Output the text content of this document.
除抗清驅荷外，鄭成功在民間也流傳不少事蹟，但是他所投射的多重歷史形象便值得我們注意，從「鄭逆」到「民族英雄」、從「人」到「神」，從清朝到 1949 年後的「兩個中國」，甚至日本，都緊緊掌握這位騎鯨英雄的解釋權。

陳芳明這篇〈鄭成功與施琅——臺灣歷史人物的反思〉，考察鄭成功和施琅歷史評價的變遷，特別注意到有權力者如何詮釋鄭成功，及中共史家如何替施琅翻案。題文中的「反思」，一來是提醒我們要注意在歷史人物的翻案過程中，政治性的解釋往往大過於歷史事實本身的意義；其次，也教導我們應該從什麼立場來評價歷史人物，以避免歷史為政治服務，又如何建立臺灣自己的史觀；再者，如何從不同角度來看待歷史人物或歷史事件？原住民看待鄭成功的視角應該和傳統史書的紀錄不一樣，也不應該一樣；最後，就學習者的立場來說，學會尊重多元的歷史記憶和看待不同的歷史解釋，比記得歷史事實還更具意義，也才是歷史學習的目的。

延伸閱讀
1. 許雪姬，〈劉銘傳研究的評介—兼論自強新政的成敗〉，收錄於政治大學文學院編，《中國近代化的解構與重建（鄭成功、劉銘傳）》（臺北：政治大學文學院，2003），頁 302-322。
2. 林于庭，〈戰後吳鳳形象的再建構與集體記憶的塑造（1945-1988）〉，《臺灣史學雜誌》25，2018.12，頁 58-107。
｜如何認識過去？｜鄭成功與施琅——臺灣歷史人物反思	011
▬▬▬▬▬▬▬▬▬▬
• Aim
Among the lines of the data, identify those with the word "鄭成功與施琅". Copy each of them.

• Final answer
陳芳明這篇〈鄭成功與施琅——臺灣歷史人物的反思〉，考察鄭成功和施琅歷史評價的變遷，特別注意到有權力者如何詮釋鄭成功，及中共史家如何替施琅翻案。題文中的「反思」，一來是提醒我們要注意在歷史人物的翻案過程中，政治性的解釋往往大過於歷史事實本身的意義；其次，也教導我們應該從什麼立場來評價歷史人物，以避免歷史為政治服務，又如何建立臺灣自己的史觀；再者，如何從不同角度來看待歷史人物或歷史事件？原住民看待鄭成功的視角應該和傳統史書的紀錄不一樣，也不應該一樣；最後，就學習者的立場來說，學會尊重多元的歷史記憶和看待不同的歷史解釋，比記得歷史事實還更具意義，也才是歷史學習的目的。
｜如何認識過去？｜鄭成功與施琅——臺灣歷史人物反思	011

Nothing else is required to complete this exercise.